**Stated goal:**
The records follow. Transcribe only the lines from the line containing "Enumerate this screenshot's" through the end, both ends included, and leave out the pictures.

Records about charts and figures
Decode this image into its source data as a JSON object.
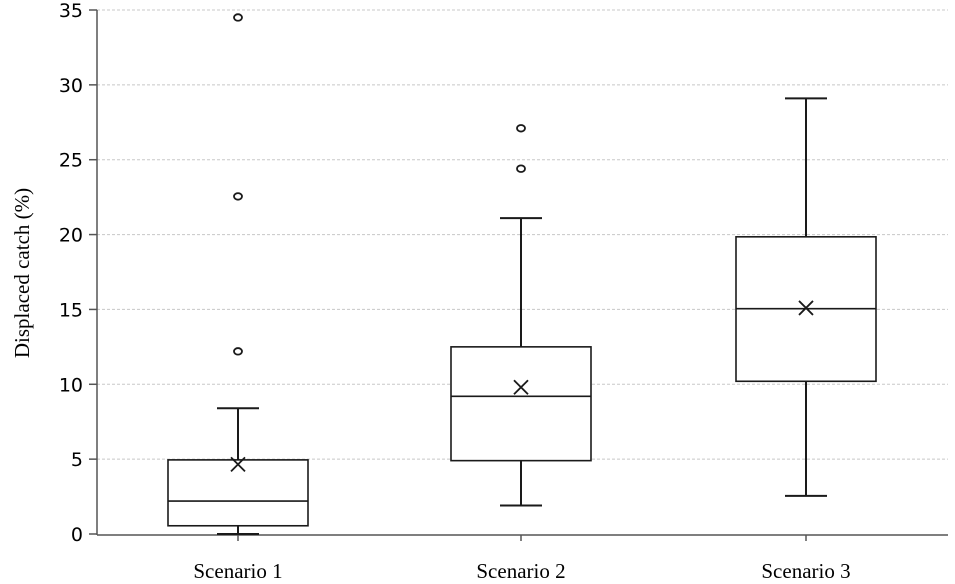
{
  "chart_data": {
    "type": "boxplot",
    "title": "",
    "xlabel": "",
    "ylabel": "Displaced catch (%)",
    "ylim": [
      0,
      35
    ],
    "yticks": [
      0,
      5,
      10,
      15,
      20,
      25,
      30,
      35
    ],
    "grid": "horizontal dashed",
    "legend": null,
    "categories": [
      "Scenario 1",
      "Scenario 2",
      "Scenario 3"
    ],
    "series": [
      {
        "name": "Scenario 1",
        "whisker_low": 0.0,
        "q1": 0.55,
        "median": 2.2,
        "q3": 4.95,
        "whisker_high": 8.4,
        "mean": 4.65,
        "outliers": [
          12.2,
          22.55,
          34.5
        ]
      },
      {
        "name": "Scenario 2",
        "whisker_low": 1.9,
        "q1": 4.9,
        "median": 9.2,
        "q3": 12.5,
        "whisker_high": 21.1,
        "mean": 9.8,
        "outliers": [
          24.4,
          27.1
        ]
      },
      {
        "name": "Scenario 3",
        "whisker_low": 2.55,
        "q1": 10.2,
        "median": 15.05,
        "q3": 19.85,
        "whisker_high": 29.1,
        "mean": 15.1,
        "outliers": []
      }
    ]
  },
  "colors": {
    "box": "#1a1a1a",
    "grid": "#c8c8c8",
    "axis": "#555555"
  }
}
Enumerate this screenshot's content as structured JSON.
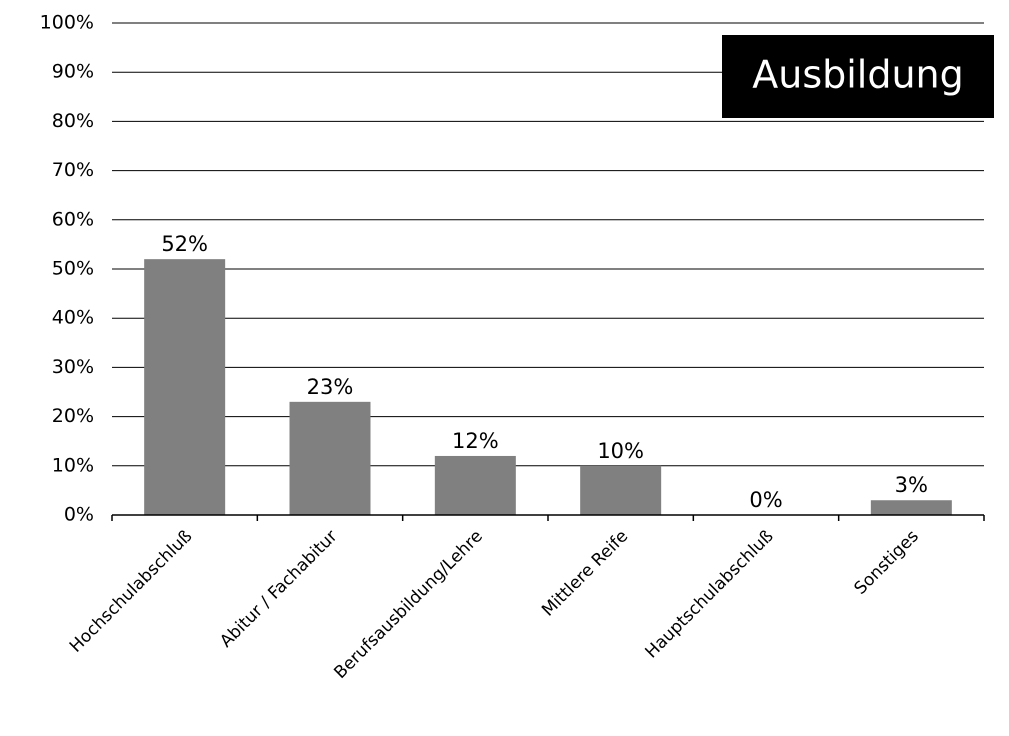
{
  "chart_data": {
    "type": "bar",
    "title": "Ausbildung",
    "categories": [
      "Hochschulabschluß",
      "Abitur / Fachabitur",
      "Berufsausbildung/Lehre",
      "Mittlere Reife",
      "Hauptschulabschluß",
      "Sonstiges"
    ],
    "values": [
      52,
      23,
      12,
      10,
      0,
      3
    ],
    "value_labels": [
      "52%",
      "23%",
      "12%",
      "10%",
      "0%",
      "3%"
    ],
    "y_ticks": [
      "0%",
      "10%",
      "20%",
      "30%",
      "40%",
      "50%",
      "60%",
      "70%",
      "80%",
      "90%",
      "100%"
    ],
    "ylim": [
      0,
      100
    ],
    "grid": true,
    "bar_color": "#808080",
    "title_background": "#000000",
    "title_color": "#ffffff",
    "title_position": "top-right"
  }
}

**Complete response:**
Enumerate this screenshot's content as structured JSON.
{
  "chart_data": {
    "type": "bar",
    "title": "Ausbildung",
    "categories": [
      "Hochschulabschluß",
      "Abitur / Fachabitur",
      "Berufsausbildung/Lehre",
      "Mittlere Reife",
      "Hauptschulabschluß",
      "Sonstiges"
    ],
    "values": [
      52,
      23,
      12,
      10,
      0,
      3
    ],
    "value_labels": [
      "52%",
      "23%",
      "12%",
      "10%",
      "0%",
      "3%"
    ],
    "y_ticks": [
      "0%",
      "10%",
      "20%",
      "30%",
      "40%",
      "50%",
      "60%",
      "70%",
      "80%",
      "90%",
      "100%"
    ],
    "ylim": [
      0,
      100
    ],
    "grid": true,
    "bar_color": "#808080",
    "title_background": "#000000",
    "title_color": "#ffffff",
    "title_position": "top-right"
  }
}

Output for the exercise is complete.